'''

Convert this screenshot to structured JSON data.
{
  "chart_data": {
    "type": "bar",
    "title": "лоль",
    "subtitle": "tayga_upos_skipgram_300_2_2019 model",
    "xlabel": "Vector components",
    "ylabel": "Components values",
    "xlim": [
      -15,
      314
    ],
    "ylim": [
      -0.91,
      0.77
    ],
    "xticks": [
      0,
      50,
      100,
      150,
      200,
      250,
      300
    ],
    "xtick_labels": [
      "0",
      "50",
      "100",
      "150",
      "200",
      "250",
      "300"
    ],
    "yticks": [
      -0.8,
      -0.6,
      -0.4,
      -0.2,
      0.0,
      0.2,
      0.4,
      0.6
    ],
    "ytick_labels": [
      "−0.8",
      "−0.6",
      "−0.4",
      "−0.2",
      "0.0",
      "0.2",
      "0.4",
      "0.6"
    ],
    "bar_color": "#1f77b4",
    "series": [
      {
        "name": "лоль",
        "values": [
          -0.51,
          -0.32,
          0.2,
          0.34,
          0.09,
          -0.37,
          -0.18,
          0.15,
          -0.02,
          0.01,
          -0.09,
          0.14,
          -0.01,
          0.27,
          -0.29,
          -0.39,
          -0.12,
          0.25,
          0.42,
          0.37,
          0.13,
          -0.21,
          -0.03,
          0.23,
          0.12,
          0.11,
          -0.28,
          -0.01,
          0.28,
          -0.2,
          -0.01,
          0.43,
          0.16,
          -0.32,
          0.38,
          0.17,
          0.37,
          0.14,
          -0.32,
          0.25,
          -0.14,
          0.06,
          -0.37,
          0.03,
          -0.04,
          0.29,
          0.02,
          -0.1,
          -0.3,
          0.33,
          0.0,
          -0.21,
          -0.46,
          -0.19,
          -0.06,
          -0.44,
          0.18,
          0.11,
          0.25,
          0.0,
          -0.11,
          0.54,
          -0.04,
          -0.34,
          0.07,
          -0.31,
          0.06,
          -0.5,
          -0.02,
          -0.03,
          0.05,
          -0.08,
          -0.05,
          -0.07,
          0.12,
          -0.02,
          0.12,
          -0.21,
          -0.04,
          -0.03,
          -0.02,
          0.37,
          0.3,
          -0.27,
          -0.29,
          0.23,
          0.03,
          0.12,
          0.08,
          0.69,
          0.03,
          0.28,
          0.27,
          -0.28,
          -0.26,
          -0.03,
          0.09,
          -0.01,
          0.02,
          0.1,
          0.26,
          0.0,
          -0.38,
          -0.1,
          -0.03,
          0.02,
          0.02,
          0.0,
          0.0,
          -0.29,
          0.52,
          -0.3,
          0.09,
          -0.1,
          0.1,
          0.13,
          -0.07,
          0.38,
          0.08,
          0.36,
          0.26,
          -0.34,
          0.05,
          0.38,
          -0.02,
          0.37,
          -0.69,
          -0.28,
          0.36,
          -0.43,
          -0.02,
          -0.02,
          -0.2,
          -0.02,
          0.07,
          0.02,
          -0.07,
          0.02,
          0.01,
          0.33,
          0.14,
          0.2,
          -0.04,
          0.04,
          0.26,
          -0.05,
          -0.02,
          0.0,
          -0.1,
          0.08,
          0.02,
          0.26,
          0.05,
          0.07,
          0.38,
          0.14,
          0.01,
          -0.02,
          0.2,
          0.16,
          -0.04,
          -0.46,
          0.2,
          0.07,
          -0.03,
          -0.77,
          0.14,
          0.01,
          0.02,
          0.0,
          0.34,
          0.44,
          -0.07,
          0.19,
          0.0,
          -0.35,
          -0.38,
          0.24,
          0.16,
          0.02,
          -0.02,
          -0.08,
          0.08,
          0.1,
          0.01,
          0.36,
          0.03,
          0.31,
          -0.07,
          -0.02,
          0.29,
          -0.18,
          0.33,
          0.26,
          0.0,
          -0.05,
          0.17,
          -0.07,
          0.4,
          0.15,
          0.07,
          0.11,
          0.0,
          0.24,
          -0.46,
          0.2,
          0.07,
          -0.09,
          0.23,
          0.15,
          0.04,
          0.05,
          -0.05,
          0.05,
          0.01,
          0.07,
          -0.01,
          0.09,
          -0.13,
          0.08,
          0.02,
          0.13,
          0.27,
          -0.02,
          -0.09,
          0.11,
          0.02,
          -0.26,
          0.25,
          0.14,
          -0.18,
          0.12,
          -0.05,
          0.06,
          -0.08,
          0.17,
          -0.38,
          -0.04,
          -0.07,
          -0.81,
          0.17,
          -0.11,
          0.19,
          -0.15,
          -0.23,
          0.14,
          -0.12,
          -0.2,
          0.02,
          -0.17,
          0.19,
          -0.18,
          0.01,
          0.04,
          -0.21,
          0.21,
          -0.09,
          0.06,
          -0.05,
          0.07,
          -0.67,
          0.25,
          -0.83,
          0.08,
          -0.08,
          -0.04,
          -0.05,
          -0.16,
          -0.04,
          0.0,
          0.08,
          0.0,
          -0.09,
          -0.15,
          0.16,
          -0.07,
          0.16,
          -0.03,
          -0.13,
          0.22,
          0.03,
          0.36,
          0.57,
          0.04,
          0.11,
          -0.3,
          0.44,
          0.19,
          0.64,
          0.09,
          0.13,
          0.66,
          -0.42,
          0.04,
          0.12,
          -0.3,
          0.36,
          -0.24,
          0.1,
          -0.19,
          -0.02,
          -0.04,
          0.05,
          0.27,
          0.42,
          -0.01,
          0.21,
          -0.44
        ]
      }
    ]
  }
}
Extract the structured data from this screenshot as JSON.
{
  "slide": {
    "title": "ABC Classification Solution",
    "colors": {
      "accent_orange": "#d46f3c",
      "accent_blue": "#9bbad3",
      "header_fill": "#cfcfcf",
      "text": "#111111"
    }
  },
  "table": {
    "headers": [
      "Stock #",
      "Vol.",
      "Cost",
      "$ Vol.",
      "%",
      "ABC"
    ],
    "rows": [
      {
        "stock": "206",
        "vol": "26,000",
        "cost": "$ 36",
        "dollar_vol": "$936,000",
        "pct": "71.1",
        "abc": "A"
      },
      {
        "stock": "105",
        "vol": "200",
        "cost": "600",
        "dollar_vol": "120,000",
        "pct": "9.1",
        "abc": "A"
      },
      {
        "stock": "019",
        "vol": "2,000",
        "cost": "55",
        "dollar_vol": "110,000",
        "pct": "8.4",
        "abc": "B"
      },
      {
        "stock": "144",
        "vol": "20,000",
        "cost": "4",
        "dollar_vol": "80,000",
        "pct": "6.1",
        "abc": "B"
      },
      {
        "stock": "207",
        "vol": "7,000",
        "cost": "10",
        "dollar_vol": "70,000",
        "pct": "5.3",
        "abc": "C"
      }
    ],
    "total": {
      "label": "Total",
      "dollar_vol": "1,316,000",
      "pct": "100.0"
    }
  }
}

'''

* [Set exercise]: For the listing above, identify each line bearing "structured".

* [Expected output]:
Convert this screenshot to structured JSON data.
Extract the structured data from this screenshot as JSON.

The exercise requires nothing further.